• **TASK TO CARRY OUT**
Pick out the lines below that contain the string "trắng" and copy them all.
**********
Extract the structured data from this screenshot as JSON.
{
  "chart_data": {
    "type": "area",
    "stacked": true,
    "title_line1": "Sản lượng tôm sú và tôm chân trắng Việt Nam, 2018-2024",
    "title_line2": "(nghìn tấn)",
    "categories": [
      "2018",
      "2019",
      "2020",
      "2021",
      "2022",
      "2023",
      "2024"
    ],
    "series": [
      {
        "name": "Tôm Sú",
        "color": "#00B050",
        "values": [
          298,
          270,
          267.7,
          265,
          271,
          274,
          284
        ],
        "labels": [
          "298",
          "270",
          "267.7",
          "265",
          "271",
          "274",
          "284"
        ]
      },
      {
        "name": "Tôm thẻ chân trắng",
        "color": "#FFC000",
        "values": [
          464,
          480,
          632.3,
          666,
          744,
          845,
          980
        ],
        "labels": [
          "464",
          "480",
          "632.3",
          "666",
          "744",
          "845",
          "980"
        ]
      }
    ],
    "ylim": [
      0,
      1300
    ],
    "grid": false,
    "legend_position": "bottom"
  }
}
**********
• **RESULT OF THIS EXERCISE**
    "title_line1": "Sản lượng tôm sú và tôm chân trắng Việt Nam, 2018-2024",
        "name": "Tôm thẻ chân trắng",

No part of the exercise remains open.